## Exercise material
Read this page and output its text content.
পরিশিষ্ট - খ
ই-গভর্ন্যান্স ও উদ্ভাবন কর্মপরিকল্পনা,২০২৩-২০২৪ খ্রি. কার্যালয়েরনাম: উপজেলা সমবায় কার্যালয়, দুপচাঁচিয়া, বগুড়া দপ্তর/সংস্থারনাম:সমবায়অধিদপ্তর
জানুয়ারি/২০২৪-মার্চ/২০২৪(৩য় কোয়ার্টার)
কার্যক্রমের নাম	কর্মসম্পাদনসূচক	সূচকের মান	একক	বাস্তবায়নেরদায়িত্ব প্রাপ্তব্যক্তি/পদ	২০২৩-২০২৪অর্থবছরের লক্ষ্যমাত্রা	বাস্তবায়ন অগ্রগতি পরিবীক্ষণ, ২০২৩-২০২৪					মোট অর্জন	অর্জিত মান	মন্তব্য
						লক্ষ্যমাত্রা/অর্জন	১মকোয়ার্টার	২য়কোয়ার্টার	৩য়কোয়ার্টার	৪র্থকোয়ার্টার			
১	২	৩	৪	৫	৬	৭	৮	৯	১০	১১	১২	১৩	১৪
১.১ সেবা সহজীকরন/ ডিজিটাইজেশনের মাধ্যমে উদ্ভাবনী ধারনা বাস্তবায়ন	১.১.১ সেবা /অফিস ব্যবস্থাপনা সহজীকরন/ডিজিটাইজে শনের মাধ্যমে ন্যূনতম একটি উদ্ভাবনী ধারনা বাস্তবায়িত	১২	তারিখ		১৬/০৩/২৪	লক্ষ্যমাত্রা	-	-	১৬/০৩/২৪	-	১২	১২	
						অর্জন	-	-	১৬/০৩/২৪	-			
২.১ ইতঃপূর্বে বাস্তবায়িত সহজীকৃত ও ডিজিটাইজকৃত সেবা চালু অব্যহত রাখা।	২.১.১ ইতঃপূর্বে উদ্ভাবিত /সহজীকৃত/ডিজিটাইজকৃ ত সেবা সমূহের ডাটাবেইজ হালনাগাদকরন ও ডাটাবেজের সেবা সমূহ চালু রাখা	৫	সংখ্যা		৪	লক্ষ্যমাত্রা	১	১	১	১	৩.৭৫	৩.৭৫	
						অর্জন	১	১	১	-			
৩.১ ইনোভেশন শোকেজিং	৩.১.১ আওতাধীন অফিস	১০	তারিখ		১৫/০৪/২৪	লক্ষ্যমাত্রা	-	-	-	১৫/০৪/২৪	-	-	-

## Problem description
Write out all the data again, exactly as it appears.

## Output of the task
Read this page and output its text content.
পরিশিষ্ট - খ
ই-গভর্ন্যান্স ও উদ্ভাবন কর্মপরিকল্পনা,২০২৩-২০২৪ খ্রি. কার্যালয়েরনাম: উপজেলা সমবায় কার্যালয়, দুপচাঁচিয়া, বগুড়া দপ্তর/সংস্থারনাম:সমবায়অধিদপ্তর
জানুয়ারি/২০২৪-মার্চ/২০২৪(৩য় কোয়ার্টার)
কার্যক্রমের নাম	কর্মসম্পাদনসূচক	সূচকের মান	একক	বাস্তবায়নেরদায়িত্ব প্রাপ্তব্যক্তি/পদ	২০২৩-২০২৪অর্থবছরের লক্ষ্যমাত্রা	বাস্তবায়ন অগ্রগতি পরিবীক্ষণ, ২০২৩-২০২৪					মোট অর্জন	অর্জিত মান	মন্তব্য
						লক্ষ্যমাত্রা/অর্জন	১মকোয়ার্টার	২য়কোয়ার্টার	৩য়কোয়ার্টার	৪র্থকোয়ার্টার			
১	২	৩	৪	৫	৬	৭	৮	৯	১০	১১	১২	১৩	১৪
১.১ সেবা সহজীকরন/ ডিজিটাইজেশনের মাধ্যমে উদ্ভাবনী ধারনা বাস্তবায়ন	১.১.১ সেবা /অফিস ব্যবস্থাপনা সহজীকরন/ডিজিটাইজে শনের মাধ্যমে ন্যূনতম একটি উদ্ভাবনী ধারনা বাস্তবায়িত	১২	তারিখ		১৬/০৩/২৪	লক্ষ্যমাত্রা	-	-	১৬/০৩/২৪	-	১২	১২	
						অর্জন	-	-	১৬/০৩/২৪	-			
২.১ ইতঃপূর্বে বাস্তবায়িত সহজীকৃত ও ডিজিটাইজকৃত সেবা চালু অব্যহত রাখা।	২.১.১ ইতঃপূর্বে উদ্ভাবিত /সহজীকৃত/ডিজিটাইজকৃ ত সেবা সমূহের ডাটাবেইজ হালনাগাদকরন ও ডাটাবেজের সেবা সমূহ চালু রাখা	৫	সংখ্যা		৪	লক্ষ্যমাত্রা	১	১	১	১	৩.৭৫	৩.৭৫	
						অর্জন	১	১	১	-			
৩.১ ইনোভেশন শোকেজিং	৩.১.১ আওতাধীন অফিস	১০	তারিখ		১৫/০৪/২৪	লক্ষ্যমাত্রা	-	-	-	১৫/০৪/২৪	-	-	-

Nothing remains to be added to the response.